--- Selected excerpt ---
★ ★ ★ ★

What is particularly noticeable are the financial conditions set out in the Joint Concept Note (JCN), conditions that might otherwise be considered draconian but which many Guyanese bloggers seem to welcome. The JCN covers not only the Norwegian funds but other similar funds as well, raising the possibility that the Norwegian conditions are baseline, to be supplemented by any conditions imposed by other donors. The funds will go into a Guyana REDD-plus Investment Fund (GRIF), managed by a reputable international organisation and responsible for ensuring full oversight of the GRIF’s operations, including fiduciary obligation as trustee, and providing technical support as agreed with Guyana. Significantly the Joint Concept Note specifies that the GRIF must be operational before any contributions can be disbursed from Norway (emphasis mine). Safeguards, including social, economic and environmental safeguards, as well as the fiduciary and operational policies of the organisation selected, will apply, as appropriate, to all activities to be financed by the GRIF.

Technical conditions
The conditions applying to the technical, forest-related issues are no less stringent. Before any money is disbursed Guyana will have to take formal steps to establish independent forest monitoring by a credible, independent entity. Almost immediately the government is required to prepare an outline of Guyana’s REDD-plus governance development and no later than October 2010, a more detailed plan setting out clear requirements and timelines for its implementation. Additionally the country is required to show evidence of entering a formal dialogue with the European Union with the intent of joining its Forest Law Enforcement, Governance and Trade (FLEGT) processes towards a Voluntary Partnership Agreement (VPA), with its resonance with the EU EPA which the President had railed about. Government also has to show evidence of its decision to enter a formal dialogue with the Extractive Industries Transparency Initiative (EITI) or an alternative mechanism agreed by Guyana and Norway to further the same aim as EITI.

★ ★ ★ ★

--- Work instructions ---
1. Answer these questions about the passage on Guyana's REDD-plus funding conditions:
(a) What must be operational before any contributions can be disbursed from Norway?
(b) By what date must the government produce a more detailed REDD-plus governance plan?
(c) Besides the EU dialogue, with what initiative must the government show evidence of entering a formal dialogue?
2. Can you carry the passage on Guyana's REDD-plus funding conditions forward, starting after its last sentence?
The items that come next are separate material with no connection to the passage on Guyana's REDD-plus funding conditions.

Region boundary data

★ ★ ★ ★

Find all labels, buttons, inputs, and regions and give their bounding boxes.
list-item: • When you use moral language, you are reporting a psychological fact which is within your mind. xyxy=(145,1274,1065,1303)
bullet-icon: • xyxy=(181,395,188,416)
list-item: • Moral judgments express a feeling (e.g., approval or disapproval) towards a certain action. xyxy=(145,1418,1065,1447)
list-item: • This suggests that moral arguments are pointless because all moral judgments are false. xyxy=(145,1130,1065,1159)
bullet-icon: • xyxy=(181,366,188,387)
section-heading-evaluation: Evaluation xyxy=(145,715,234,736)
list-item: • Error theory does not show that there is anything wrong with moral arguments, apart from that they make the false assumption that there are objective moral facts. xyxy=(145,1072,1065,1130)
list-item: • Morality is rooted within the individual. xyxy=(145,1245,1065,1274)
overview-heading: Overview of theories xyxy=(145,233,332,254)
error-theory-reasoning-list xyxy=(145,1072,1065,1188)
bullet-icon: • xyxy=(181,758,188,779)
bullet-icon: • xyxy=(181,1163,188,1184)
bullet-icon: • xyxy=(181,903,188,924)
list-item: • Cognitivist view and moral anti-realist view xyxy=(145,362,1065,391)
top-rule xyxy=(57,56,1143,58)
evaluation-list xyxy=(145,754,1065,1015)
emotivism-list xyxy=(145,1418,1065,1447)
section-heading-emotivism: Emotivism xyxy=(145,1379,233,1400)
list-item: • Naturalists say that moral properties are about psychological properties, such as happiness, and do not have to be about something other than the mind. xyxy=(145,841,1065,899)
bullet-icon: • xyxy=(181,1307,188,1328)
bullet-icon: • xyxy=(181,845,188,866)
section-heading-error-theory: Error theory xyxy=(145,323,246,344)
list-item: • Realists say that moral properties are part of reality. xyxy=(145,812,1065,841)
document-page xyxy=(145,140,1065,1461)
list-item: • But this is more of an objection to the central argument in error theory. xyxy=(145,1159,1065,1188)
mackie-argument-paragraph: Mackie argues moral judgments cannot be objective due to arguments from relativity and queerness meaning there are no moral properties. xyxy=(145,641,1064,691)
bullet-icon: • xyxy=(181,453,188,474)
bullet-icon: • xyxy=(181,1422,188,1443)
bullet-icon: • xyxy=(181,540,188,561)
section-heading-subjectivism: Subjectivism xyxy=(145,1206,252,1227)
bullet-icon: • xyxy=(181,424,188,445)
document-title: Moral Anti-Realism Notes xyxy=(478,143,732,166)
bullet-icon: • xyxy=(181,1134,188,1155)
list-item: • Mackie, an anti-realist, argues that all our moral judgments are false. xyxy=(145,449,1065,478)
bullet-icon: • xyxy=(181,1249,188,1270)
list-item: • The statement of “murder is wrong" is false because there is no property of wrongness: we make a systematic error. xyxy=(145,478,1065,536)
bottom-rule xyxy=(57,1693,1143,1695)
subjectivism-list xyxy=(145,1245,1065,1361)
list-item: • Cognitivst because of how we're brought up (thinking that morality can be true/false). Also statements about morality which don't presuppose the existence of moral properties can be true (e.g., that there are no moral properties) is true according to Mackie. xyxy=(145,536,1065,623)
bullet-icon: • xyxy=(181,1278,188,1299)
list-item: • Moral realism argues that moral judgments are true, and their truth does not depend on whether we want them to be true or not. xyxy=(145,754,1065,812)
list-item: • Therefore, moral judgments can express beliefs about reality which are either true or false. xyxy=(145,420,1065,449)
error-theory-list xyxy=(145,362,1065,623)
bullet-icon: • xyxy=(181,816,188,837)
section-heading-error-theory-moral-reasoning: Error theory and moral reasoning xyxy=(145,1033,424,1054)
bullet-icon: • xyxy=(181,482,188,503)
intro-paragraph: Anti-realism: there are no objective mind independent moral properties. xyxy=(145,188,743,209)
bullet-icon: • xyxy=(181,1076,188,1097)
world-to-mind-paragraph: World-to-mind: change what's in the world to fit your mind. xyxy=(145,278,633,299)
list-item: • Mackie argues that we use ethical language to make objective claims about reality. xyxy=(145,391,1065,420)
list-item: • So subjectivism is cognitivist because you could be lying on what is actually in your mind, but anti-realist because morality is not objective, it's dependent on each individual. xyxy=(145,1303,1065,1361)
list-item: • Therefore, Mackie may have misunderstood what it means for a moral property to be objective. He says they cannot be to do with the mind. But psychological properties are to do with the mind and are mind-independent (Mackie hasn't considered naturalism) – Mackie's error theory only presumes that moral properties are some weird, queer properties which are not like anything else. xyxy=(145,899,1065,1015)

★ ★ ★ ★

--- Answer list ---
1.
(a) The Guyana REDD-plus Investment Fund (GRIF).
(b) No later than October 2010.
(c) The Extractive Industries Transparency Initiative (EITI), or an alternative mechanism agreed by Guyana and Norway to further the same aim.

2.
Transparency and accountability underpin the entire arrangement and the JCN requires that information regarding the initiative be publicly available. As if to show its immediate commitment to these concepts, the government has posted both the MOU and the JCN on the Guyana LCDS website.

One of the questions that none of our journalists appears to have raised with the President is whether he consulted with anyone – including his Cabinet, the Leader of the Opposition and the LCDS Steering Committee – before agreeing to the terms set by the Norwegians. That of course is not the President’s style and he might have considered that given how much he had invested in the LCDS, he needed something – anything – to show for his efforts. He has expressed confidence that Guyana will be able to meet its obligations both under the technical as well as the financial provisions of the deal. Recent experiences with the UK on security sector reform and the EU on funding to agriculture suggest that more than words will be necessary.

Financial lawlessness on the increase

The Fiscal Management and Accountability Act, 2003 (FMAA), along with the Integrity Commission Act and the Audit Act, are often advertised by the government as proof of its commitment to transparency and accountability. This trilogy of legislation is underpinned and intended to give effect to a constitutional provision for the proper accounting of public moneys. To prevent any doubt about what public moneys means the FMAA defines it as “all moneys belonging to the State received or collected by officials in their official capacity including tax and non-tax revenue collections authorised by law and… grants to the Government…”. That clearly includes money from Lotto and privatisation and any funds received from the Norwegians and other sources towards the Low Carbon Development Strategy (LCDS).

Not only that. The various acts referred to above are all part of the commitment of the Government of Guyana to the international donor community – the IMF, the World Bank, the IDB, the EU, Canada, the US and others – for good governance including transparency in accounting, in exchange for financial support. The Minister of Finance is the member of the Cabinet designated by law for ensuring that the constitutional and statutory requirements are complied with and is empowered by the act to take punitive action against those who breach its provisions. Having played a major role in the passage of the accountability legislation, the donors are assumed to be familiar with the main provisions of the legislation and must therefore be aware of the major infractions of the legislation by the very Minister bound to ensure compliance.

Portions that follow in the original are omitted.